### What is asked
Your task is to print all of the material verbatim.

+ + +

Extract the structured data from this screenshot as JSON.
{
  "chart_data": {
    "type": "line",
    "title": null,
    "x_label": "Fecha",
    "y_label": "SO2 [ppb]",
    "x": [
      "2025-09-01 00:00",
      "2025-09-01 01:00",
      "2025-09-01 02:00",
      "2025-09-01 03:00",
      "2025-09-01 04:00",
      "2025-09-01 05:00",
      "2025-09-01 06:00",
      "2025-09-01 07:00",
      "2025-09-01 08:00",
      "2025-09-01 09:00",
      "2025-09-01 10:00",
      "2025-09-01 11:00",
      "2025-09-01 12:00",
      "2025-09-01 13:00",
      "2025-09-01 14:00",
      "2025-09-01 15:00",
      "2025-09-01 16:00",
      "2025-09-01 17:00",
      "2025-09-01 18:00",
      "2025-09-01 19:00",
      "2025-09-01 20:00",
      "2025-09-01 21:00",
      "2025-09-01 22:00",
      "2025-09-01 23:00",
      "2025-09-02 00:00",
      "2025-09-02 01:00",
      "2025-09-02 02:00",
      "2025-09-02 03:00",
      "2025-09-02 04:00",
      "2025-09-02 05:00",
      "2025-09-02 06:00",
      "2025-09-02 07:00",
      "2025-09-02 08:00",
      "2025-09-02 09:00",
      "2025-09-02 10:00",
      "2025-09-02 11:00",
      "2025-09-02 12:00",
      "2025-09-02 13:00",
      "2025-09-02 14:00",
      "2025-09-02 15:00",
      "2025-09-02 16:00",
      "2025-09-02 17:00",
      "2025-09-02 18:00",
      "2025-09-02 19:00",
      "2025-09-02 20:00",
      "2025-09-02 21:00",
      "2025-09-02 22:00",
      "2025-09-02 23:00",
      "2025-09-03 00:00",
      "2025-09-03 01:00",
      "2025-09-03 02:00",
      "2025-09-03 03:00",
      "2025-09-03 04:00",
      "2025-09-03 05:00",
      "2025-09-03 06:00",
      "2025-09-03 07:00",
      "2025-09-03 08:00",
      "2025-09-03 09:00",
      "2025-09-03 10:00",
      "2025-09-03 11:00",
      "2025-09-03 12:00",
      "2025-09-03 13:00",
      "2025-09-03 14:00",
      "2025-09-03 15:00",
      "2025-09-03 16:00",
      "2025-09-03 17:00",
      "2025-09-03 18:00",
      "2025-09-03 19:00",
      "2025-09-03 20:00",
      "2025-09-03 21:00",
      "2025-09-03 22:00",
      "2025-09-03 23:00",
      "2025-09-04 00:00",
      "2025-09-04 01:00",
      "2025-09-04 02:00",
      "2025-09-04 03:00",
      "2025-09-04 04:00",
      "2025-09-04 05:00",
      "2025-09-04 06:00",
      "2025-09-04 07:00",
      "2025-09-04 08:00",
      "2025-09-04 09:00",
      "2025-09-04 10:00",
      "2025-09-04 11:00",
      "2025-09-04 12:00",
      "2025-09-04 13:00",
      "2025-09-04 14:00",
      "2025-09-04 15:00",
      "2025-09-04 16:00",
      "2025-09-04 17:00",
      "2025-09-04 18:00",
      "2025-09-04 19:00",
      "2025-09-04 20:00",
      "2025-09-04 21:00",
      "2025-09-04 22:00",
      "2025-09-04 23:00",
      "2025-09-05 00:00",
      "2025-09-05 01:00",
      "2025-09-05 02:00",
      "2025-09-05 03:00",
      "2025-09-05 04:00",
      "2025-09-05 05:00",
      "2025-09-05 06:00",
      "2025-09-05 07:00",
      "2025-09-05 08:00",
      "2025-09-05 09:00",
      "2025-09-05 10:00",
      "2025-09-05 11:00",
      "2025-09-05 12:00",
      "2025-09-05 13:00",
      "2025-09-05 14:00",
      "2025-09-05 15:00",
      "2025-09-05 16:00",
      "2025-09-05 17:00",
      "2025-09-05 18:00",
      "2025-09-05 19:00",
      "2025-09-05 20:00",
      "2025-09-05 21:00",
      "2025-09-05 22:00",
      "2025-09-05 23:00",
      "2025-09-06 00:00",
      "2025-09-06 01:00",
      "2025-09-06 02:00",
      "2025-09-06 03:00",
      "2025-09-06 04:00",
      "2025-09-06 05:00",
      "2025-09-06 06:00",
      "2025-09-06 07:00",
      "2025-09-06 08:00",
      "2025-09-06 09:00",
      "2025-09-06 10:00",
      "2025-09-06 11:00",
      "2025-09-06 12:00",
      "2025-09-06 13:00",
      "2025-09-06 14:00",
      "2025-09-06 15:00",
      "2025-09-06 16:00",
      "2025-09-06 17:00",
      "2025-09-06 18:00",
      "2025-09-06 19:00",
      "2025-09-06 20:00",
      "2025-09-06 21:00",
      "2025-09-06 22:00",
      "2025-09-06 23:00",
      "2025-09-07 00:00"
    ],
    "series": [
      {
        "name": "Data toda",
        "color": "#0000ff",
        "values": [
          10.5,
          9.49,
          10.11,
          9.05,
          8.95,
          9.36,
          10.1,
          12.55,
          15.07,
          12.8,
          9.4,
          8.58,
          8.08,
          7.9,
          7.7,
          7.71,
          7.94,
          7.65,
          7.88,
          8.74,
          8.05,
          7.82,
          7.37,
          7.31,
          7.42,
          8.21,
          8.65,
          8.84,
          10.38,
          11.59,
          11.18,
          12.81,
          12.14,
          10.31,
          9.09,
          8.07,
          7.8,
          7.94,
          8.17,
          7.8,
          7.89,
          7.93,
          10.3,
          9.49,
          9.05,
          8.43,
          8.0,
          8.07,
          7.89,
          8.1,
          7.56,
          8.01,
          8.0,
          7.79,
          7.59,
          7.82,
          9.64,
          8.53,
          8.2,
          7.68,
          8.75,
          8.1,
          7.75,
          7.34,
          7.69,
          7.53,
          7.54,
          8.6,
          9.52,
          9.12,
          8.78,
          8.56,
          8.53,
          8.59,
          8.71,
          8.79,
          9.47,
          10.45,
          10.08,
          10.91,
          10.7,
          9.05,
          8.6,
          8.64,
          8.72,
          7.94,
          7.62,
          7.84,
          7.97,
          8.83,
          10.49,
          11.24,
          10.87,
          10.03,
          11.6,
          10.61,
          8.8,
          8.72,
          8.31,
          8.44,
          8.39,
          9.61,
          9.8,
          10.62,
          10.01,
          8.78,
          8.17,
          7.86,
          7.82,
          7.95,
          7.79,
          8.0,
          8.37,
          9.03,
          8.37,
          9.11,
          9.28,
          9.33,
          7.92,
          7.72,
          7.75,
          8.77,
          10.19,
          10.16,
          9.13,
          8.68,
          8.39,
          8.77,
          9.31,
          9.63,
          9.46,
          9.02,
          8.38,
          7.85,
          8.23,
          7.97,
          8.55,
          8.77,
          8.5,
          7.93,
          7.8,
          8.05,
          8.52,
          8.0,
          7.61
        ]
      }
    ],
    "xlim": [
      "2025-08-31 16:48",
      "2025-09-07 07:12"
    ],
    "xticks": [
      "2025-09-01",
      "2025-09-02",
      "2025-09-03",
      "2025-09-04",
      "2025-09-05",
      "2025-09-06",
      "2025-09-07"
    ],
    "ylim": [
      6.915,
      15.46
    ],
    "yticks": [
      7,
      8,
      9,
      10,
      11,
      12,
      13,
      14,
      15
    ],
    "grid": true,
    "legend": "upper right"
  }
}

+ + +

### Response
Extract the structured data from this screenshot as JSON.
{
  "chart_data": {
    "type": "line",
    "title": null,
    "x_label": "Fecha",
    "y_label": "SO2 [ppb]",
    "x": [
      "2025-09-01 00:00",
      "2025-09-01 01:00",
      "2025-09-01 02:00",
      "2025-09-01 03:00",
      "2025-09-01 04:00",
      "2025-09-01 05:00",
      "2025-09-01 06:00",
      "2025-09-01 07:00",
      "2025-09-01 08:00",
      "2025-09-01 09:00",
      "2025-09-01 10:00",
      "2025-09-01 11:00",
      "2025-09-01 12:00",
      "2025-09-01 13:00",
      "2025-09-01 14:00",
      "2025-09-01 15:00",
      "2025-09-01 16:00",
      "2025-09-01 17:00",
      "2025-09-01 18:00",
      "2025-09-01 19:00",
      "2025-09-01 20:00",
      "2025-09-01 21:00",
      "2025-09-01 22:00",
      "2025-09-01 23:00",
      "2025-09-02 00:00",
      "2025-09-02 01:00",
      "2025-09-02 02:00",
      "2025-09-02 03:00",
      "2025-09-02 04:00",
      "2025-09-02 05:00",
      "2025-09-02 06:00",
      "2025-09-02 07:00",
      "2025-09-02 08:00",
      "2025-09-02 09:00",
      "2025-09-02 10:00",
      "2025-09-02 11:00",
      "2025-09-02 12:00",
      "2025-09-02 13:00",
      "2025-09-02 14:00",
      "2025-09-02 15:00",
      "2025-09-02 16:00",
      "2025-09-02 17:00",
      "2025-09-02 18:00",
      "2025-09-02 19:00",
      "2025-09-02 20:00",
      "2025-09-02 21:00",
      "2025-09-02 22:00",
      "2025-09-02 23:00",
      "2025-09-03 00:00",
      "2025-09-03 01:00",
      "2025-09-03 02:00",
      "2025-09-03 03:00",
      "2025-09-03 04:00",
      "2025-09-03 05:00",
      "2025-09-03 06:00",
      "2025-09-03 07:00",
      "2025-09-03 08:00",
      "2025-09-03 09:00",
      "2025-09-03 10:00",
      "2025-09-03 11:00",
      "2025-09-03 12:00",
      "2025-09-03 13:00",
      "2025-09-03 14:00",
      "2025-09-03 15:00",
      "2025-09-03 16:00",
      "2025-09-03 17:00",
      "2025-09-03 18:00",
      "2025-09-03 19:00",
      "2025-09-03 20:00",
      "2025-09-03 21:00",
      "2025-09-03 22:00",
      "2025-09-03 23:00",
      "2025-09-04 00:00",
      "2025-09-04 01:00",
      "2025-09-04 02:00",
      "2025-09-04 03:00",
      "2025-09-04 04:00",
      "2025-09-04 05:00",
      "2025-09-04 06:00",
      "2025-09-04 07:00",
      "2025-09-04 08:00",
      "2025-09-04 09:00",
      "2025-09-04 10:00",
      "2025-09-04 11:00",
      "2025-09-04 12:00",
      "2025-09-04 13:00",
      "2025-09-04 14:00",
      "2025-09-04 15:00",
      "2025-09-04 16:00",
      "2025-09-04 17:00",
      "2025-09-04 18:00",
      "2025-09-04 19:00",
      "2025-09-04 20:00",
      "2025-09-04 21:00",
      "2025-09-04 22:00",
      "2025-09-04 23:00",
      "2025-09-05 00:00",
      "2025-09-05 01:00",
      "2025-09-05 02:00",
      "2025-09-05 03:00",
      "2025-09-05 04:00",
      "2025-09-05 05:00",
      "2025-09-05 06:00",
      "2025-09-05 07:00",
      "2025-09-05 08:00",
      "2025-09-05 09:00",
      "2025-09-05 10:00",
      "2025-09-05 11:00",
      "2025-09-05 12:00",
      "2025-09-05 13:00",
      "2025-09-05 14:00",
      "2025-09-05 15:00",
      "2025-09-05 16:00",
      "2025-09-05 17:00",
      "2025-09-05 18:00",
      "2025-09-05 19:00",
      "2025-09-05 20:00",
      "2025-09-05 21:00",
      "2025-09-05 22:00",
      "2025-09-05 23:00",
      "2025-09-06 00:00",
      "2025-09-06 01:00",
      "2025-09-06 02:00",
      "2025-09-06 03:00",
      "2025-09-06 04:00",
      "2025-09-06 05:00",
      "2025-09-06 06:00",
      "2025-09-06 07:00",
      "2025-09-06 08:00",
      "2025-09-06 09:00",
      "2025-09-06 10:00",
      "2025-09-06 11:00",
      "2025-09-06 12:00",
      "2025-09-06 13:00",
      "2025-09-06 14:00",
      "2025-09-06 15:00",
      "2025-09-06 16:00",
      "2025-09-06 17:00",
      "2025-09-06 18:00",
      "2025-09-06 19:00",
      "2025-09-06 20:00",
      "2025-09-06 21:00",
      "2025-09-06 22:00",
      "2025-09-06 23:00",
      "2025-09-07 00:00"
    ],
    "series": [
      {
        "name": "Data toda",
        "color": "#0000ff",
        "values": [
          10.5,
          9.49,
          10.11,
          9.05,
          8.95,
          9.36,
          10.1,
          12.55,
          15.07,
          12.8,
          9.4,
          8.58,
          8.08,
          7.9,
          7.7,
          7.71,
          7.94,
          7.65,
          7.88,
          8.74,
          8.05,
          7.82,
          7.37,
          7.31,
          7.42,
          8.21,
          8.65,
          8.84,
          10.38,
          11.59,
          11.18,
          12.81,
          12.14,
          10.31,
          9.09,
          8.07,
          7.8,
          7.94,
          8.17,
          7.8,
          7.89,
          7.93,
          10.3,
          9.49,
          9.05,
          8.43,
          8.0,
          8.07,
          7.89,
          8.1,
          7.56,
          8.01,
          8.0,
          7.79,
          7.59,
          7.82,
          9.64,
          8.53,
          8.2,
          7.68,
          8.75,
          8.1,
          7.75,
          7.34,
          7.69,
          7.53,
          7.54,
          8.6,
          9.52,
          9.12,
          8.78,
          8.56,
          8.53,
          8.59,
          8.71,
          8.79,
          9.47,
          10.45,
          10.08,
          10.91,
          10.7,
          9.05,
          8.6,
          8.64,
          8.72,
          7.94,
          7.62,
          7.84,
          7.97,
          8.83,
          10.49,
          11.24,
          10.87,
          10.03,
          11.6,
          10.61,
          8.8,
          8.72,
          8.31,
          8.44,
          8.39,
          9.61,
          9.8,
          10.62,
          10.01,
          8.78,
          8.17,
          7.86,
          7.82,
          7.95,
          7.79,
          8.0,
          8.37,
          9.03,
          8.37,
          9.11,
          9.28,
          9.33,
          7.92,
          7.72,
          7.75,
          8.77,
          10.19,
          10.16,
          9.13,
          8.68,
          8.39,
          8.77,
          9.31,
          9.63,
          9.46,
          9.02,
          8.38,
          7.85,
          8.23,
          7.97,
          8.55,
          8.77,
          8.5,
          7.93,
          7.8,
          8.05,
          8.52,
          8.0,
          7.61
        ]
      }
    ],
    "xlim": [
      "2025-08-31 16:48",
      "2025-09-07 07:12"
    ],
    "xticks": [
      "2025-09-01",
      "2025-09-02",
      "2025-09-03",
      "2025-09-04",
      "2025-09-05",
      "2025-09-06",
      "2025-09-07"
    ],
    "ylim": [
      6.915,
      15.46
    ],
    "yticks": [
      7,
      8,
      9,
      10,
      11,
      12,
      13,
      14,
      15
    ],
    "grid": true,
    "legend": "upper right"
  }
}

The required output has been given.